** Written request **
Format the material as a Markdown table with the columns Row and Line, one line per row and blank lines omitted, starting at the first line of the material and ending at the line containing "staticText: Add Recepients [167,423,255,439]". Number each row.

** Provided material **

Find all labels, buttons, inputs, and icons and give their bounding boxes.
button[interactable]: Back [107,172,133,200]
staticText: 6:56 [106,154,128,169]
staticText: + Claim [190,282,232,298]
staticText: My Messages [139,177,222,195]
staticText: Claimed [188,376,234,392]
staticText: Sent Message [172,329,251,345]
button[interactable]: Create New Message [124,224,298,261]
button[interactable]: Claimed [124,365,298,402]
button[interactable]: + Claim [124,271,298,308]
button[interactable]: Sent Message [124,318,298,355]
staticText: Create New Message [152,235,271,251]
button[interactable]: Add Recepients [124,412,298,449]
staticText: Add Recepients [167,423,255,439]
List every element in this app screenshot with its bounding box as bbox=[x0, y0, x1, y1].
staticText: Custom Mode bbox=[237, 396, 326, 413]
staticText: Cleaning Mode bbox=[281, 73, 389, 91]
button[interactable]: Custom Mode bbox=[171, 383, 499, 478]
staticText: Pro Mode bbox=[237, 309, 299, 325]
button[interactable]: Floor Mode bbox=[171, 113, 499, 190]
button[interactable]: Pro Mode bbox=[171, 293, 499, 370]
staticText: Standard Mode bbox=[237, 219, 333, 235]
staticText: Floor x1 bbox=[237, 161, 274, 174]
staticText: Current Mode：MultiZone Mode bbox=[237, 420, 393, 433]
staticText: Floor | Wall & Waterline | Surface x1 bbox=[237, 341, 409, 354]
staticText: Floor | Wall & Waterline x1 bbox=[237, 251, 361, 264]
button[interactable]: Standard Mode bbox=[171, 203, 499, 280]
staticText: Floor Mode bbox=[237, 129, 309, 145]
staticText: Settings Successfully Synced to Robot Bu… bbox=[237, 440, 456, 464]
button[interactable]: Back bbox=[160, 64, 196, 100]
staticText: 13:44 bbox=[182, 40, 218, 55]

** Exercise answer **
| Row | Line |
|---|---|
| 1 | Find all labels, buttons, inputs, and icons and give their bounding boxes. |
| 2 | button[interactable]: Back [107,172,133,200] |
| 3 | staticText: 6:56 [106,154,128,169] |
| 4 | staticText: + Claim [190,282,232,298] |
| 5 | staticText: My Messages [139,177,222,195] |
| 6 | staticText: Claimed [188,376,234,392] |
| 7 | staticText: Sent Message [172,329,251,345] |
| 8 | button[interactable]: Create New Message [124,224,298,261] |
| 9 | button[interactable]: Claimed [124,365,298,402] |
| 10 | button[interactable]: + Claim [124,271,298,308] |
| 11 | button[interactable]: Sent Message [124,318,298,355] |
| 12 | staticText: Create New Message [152,235,271,251] |
| 13 | button[interactable]: Add Recepients [124,412,298,449] |
| 14 | staticText: Add Recepients [167,423,255,439] |